(EXERCISE INPUT)
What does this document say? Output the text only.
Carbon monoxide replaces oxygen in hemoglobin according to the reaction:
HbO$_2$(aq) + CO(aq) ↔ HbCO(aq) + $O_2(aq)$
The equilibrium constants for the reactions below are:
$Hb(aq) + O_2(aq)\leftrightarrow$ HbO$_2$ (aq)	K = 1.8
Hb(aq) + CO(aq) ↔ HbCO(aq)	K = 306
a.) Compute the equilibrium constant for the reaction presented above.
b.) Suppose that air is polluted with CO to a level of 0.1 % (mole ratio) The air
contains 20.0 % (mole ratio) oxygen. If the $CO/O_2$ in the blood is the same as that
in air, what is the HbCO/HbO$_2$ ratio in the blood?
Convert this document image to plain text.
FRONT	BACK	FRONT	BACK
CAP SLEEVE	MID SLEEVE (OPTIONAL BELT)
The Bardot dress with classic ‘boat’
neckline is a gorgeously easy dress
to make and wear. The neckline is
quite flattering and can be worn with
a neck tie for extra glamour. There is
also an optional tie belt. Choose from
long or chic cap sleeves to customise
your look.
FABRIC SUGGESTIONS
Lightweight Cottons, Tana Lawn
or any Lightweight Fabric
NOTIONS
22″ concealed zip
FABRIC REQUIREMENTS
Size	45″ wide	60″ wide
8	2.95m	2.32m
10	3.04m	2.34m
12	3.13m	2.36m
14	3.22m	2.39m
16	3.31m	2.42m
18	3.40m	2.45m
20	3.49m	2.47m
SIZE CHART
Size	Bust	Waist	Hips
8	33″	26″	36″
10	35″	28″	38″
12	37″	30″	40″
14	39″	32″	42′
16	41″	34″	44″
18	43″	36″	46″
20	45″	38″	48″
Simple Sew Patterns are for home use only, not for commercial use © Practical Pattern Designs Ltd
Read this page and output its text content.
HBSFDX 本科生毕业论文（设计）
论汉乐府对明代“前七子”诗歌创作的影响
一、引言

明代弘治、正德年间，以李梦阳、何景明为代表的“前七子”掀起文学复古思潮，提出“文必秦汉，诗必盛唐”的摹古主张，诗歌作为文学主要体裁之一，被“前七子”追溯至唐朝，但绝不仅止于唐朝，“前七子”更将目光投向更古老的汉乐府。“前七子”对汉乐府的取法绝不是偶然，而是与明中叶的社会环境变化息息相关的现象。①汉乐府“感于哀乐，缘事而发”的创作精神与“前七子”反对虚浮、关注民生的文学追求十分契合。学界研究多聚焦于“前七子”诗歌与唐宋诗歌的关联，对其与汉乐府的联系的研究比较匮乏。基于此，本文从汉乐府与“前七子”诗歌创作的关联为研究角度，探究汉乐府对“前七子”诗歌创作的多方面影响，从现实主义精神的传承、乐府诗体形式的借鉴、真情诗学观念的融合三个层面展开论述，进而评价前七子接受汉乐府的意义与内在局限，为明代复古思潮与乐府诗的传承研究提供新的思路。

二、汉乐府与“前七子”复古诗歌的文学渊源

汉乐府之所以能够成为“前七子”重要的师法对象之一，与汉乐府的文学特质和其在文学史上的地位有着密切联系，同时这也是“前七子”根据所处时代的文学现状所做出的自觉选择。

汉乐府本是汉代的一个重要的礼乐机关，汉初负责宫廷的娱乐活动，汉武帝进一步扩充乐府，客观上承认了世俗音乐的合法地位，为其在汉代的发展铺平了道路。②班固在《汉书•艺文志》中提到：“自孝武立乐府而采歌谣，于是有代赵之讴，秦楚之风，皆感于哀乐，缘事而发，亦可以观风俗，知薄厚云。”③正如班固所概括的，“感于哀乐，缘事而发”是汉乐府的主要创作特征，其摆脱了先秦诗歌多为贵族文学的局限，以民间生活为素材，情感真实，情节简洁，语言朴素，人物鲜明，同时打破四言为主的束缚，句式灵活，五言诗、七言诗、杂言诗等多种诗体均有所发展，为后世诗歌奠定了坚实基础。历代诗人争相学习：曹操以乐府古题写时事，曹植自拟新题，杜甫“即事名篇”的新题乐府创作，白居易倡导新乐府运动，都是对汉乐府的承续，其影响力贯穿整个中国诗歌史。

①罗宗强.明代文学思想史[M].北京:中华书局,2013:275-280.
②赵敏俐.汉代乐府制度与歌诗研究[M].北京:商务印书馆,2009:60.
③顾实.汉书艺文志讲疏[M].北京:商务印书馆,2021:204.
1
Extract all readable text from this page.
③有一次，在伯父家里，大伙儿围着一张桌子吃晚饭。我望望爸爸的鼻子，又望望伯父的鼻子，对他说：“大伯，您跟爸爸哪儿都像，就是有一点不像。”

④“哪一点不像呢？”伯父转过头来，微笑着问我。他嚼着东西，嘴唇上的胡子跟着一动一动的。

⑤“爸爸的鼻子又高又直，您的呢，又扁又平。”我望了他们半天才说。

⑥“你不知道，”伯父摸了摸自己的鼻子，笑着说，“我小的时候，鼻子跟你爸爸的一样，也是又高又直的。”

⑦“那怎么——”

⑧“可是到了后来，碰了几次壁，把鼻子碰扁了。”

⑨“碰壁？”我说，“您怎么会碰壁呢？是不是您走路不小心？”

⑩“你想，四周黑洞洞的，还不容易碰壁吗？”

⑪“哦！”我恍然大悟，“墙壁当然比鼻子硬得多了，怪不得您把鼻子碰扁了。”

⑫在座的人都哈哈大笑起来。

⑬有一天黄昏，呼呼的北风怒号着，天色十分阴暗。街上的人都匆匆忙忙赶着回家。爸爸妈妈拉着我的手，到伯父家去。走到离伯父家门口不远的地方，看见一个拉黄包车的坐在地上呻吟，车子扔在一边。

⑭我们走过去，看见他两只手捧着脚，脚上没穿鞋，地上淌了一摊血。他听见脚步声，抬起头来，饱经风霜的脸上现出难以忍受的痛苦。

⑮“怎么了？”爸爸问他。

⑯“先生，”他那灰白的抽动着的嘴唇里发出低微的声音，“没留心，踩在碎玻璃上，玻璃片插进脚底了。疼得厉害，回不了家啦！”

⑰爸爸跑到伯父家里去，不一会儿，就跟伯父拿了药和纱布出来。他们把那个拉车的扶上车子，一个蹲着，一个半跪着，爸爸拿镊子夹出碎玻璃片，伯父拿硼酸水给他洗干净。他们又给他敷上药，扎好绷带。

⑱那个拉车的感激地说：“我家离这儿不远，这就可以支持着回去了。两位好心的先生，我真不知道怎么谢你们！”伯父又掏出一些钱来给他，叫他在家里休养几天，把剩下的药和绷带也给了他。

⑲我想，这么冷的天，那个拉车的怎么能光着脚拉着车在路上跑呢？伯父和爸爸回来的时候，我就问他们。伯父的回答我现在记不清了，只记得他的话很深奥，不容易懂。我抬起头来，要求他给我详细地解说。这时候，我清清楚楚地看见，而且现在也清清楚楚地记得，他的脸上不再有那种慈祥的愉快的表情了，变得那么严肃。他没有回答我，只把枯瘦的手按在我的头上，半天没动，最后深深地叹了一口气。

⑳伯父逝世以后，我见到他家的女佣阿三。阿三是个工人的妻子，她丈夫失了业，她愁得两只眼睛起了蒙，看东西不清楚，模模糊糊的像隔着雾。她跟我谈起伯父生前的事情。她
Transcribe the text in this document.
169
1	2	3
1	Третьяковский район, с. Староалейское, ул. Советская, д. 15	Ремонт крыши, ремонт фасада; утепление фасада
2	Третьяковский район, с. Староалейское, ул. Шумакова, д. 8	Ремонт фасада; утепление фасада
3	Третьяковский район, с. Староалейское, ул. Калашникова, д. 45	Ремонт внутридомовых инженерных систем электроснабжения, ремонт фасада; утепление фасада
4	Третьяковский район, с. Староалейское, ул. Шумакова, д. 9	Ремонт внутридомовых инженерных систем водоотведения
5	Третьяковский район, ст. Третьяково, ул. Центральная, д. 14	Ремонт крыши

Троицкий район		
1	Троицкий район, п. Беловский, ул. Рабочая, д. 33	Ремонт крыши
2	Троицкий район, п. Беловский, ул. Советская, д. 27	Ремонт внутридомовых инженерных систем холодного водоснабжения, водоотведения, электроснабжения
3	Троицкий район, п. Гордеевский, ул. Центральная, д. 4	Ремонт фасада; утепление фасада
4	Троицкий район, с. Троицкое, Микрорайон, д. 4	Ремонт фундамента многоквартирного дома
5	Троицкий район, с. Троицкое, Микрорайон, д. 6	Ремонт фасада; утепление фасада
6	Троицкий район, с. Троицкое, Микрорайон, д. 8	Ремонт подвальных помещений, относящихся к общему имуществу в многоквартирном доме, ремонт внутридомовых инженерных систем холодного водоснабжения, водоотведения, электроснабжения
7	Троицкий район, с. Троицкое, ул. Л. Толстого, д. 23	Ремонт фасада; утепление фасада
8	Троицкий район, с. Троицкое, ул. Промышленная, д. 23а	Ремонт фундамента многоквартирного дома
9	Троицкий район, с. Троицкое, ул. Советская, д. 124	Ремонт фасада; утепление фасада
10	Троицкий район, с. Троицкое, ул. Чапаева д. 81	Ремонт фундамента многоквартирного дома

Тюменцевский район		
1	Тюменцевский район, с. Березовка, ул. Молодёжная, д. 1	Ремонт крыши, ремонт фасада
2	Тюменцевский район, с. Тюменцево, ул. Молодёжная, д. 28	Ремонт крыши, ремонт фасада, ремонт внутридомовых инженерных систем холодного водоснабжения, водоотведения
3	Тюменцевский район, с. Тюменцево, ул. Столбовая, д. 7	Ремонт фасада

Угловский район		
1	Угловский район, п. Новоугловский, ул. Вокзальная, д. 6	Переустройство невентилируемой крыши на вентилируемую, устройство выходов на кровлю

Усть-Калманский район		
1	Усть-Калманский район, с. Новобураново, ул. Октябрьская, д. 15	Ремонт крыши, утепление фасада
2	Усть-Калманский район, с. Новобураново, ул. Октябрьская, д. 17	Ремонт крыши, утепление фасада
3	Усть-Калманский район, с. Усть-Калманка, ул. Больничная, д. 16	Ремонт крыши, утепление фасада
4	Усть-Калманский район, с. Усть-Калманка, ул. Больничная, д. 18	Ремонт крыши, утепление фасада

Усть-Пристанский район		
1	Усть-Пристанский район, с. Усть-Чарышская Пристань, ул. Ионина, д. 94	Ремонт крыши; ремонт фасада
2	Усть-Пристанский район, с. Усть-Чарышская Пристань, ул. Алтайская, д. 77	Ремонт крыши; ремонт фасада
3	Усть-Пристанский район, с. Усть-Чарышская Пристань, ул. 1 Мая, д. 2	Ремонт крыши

(EXERCISE DESCRIPTION)
Reproduce every line of the listing above in which the string "внутридомовых" appears.

(REPLY)
3	Третьяковский район, с. Староалейское, ул. Калашникова, д. 45	Ремонт внутридомовых инженерных систем электроснабжения, ремонт фасада; утепление фасада
4	Третьяковский район, с. Староалейское, ул. Шумакова, д. 9	Ремонт внутридомовых инженерных систем водоотведения
2	Троицкий район, п. Беловский, ул. Советская, д. 27	Ремонт внутридомовых инженерных систем холодного водоснабжения, водоотведения, электроснабжения
6	Троицкий район, с. Троицкое, Микрорайон, д. 8	Ремонт подвальных помещений, относящихся к общему имуществу в многоквартирном доме, ремонт внутридомовых инженерных систем холодного водоснабжения, водоотведения, электроснабжения
2	Тюменцевский район, с. Тюменцево, ул. Молодёжная, д. 28	Ремонт крыши, ремонт фасада, ремонт внутридомовых инженерных систем холодного водоснабжения, водоотведения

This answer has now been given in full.